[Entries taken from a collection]
==================================================

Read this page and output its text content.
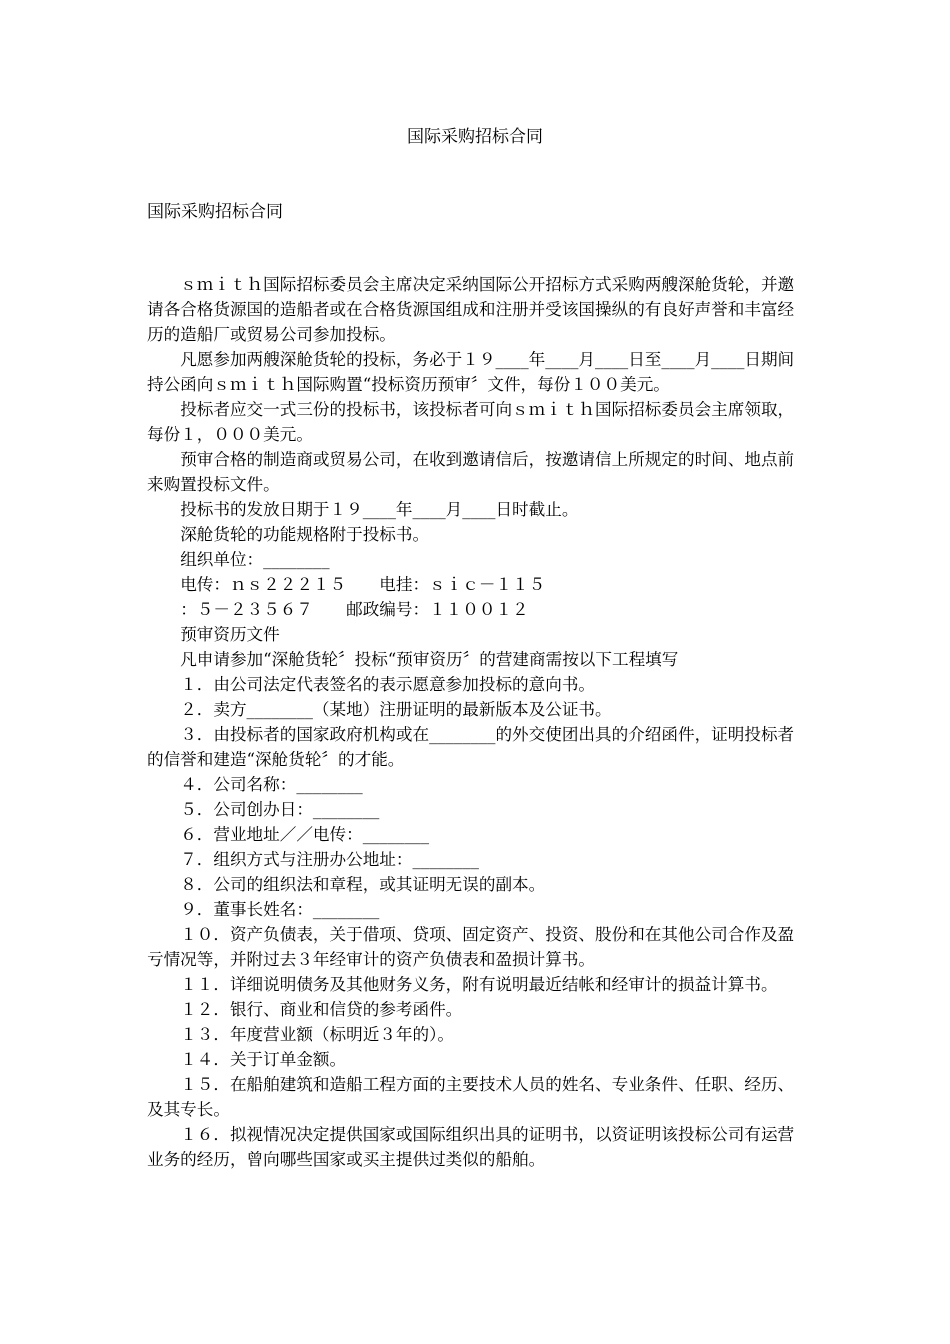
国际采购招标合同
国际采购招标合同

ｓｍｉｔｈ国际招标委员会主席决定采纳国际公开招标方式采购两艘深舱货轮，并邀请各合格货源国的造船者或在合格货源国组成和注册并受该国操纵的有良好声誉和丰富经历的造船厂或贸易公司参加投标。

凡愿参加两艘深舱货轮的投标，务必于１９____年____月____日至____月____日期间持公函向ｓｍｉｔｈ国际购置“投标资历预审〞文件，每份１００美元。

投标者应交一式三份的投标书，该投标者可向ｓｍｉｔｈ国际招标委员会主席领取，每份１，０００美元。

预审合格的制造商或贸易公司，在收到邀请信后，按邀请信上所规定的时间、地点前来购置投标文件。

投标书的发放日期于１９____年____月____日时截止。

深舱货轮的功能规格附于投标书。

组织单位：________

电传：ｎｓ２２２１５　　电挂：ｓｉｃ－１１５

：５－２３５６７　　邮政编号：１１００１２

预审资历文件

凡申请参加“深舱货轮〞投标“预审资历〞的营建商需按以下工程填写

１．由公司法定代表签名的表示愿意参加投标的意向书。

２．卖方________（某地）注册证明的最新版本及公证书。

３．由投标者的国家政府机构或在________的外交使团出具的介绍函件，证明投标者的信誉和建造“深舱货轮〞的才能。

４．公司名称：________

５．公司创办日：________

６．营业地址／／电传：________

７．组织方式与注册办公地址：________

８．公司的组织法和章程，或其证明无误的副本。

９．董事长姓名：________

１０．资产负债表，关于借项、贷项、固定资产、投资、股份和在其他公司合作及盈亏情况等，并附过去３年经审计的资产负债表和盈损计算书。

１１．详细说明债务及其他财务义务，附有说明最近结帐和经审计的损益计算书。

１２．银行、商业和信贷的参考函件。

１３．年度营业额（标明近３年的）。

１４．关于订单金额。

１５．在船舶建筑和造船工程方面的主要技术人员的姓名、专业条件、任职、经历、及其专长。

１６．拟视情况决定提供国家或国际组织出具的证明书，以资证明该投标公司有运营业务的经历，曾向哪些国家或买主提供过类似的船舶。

==================================================

(Work to be completed) Reproduce the material above verbatim; omit every picture.

(Solution for this exercise)
Read this page and output its text content.
国际采购招标合同
国际采购招标合同

ｓｍｉｔｈ国际招标委员会主席决定采纳国际公开招标方式采购两艘深舱货轮，并邀请各合格货源国的造船者或在合格货源国组成和注册并受该国操纵的有良好声誉和丰富经历的造船厂或贸易公司参加投标。

凡愿参加两艘深舱货轮的投标，务必于１９____年____月____日至____月____日期间持公函向ｓｍｉｔｈ国际购置“投标资历预审〞文件，每份１００美元。

投标者应交一式三份的投标书，该投标者可向ｓｍｉｔｈ国际招标委员会主席领取，每份１，０００美元。

预审合格的制造商或贸易公司，在收到邀请信后，按邀请信上所规定的时间、地点前来购置投标文件。

投标书的发放日期于１９____年____月____日时截止。

深舱货轮的功能规格附于投标书。

组织单位：________

电传：ｎｓ２２２１５　　电挂：ｓｉｃ－１１５

：５－２３５６７　　邮政编号：１１００１２

预审资历文件

凡申请参加“深舱货轮〞投标“预审资历〞的营建商需按以下工程填写

１．由公司法定代表签名的表示愿意参加投标的意向书。

２．卖方________（某地）注册证明的最新版本及公证书。

３．由投标者的国家政府机构或在________的外交使团出具的介绍函件，证明投标者的信誉和建造“深舱货轮〞的才能。

４．公司名称：________

５．公司创办日：________

６．营业地址／／电传：________

７．组织方式与注册办公地址：________

８．公司的组织法和章程，或其证明无误的副本。

９．董事长姓名：________

１０．资产负债表，关于借项、贷项、固定资产、投资、股份和在其他公司合作及盈亏情况等，并附过去３年经审计的资产负债表和盈损计算书。

１１．详细说明债务及其他财务义务，附有说明最近结帐和经审计的损益计算书。

１２．银行、商业和信贷的参考函件。

１３．年度营业额（标明近３年的）。

１４．关于订单金额。

１５．在船舶建筑和造船工程方面的主要技术人员的姓名、专业条件、任职、经历、及其专长。

１６．拟视情况决定提供国家或国际组织出具的证明书，以资证明该投标公司有运营业务的经历，曾向哪些国家或买主提供过类似的船舶。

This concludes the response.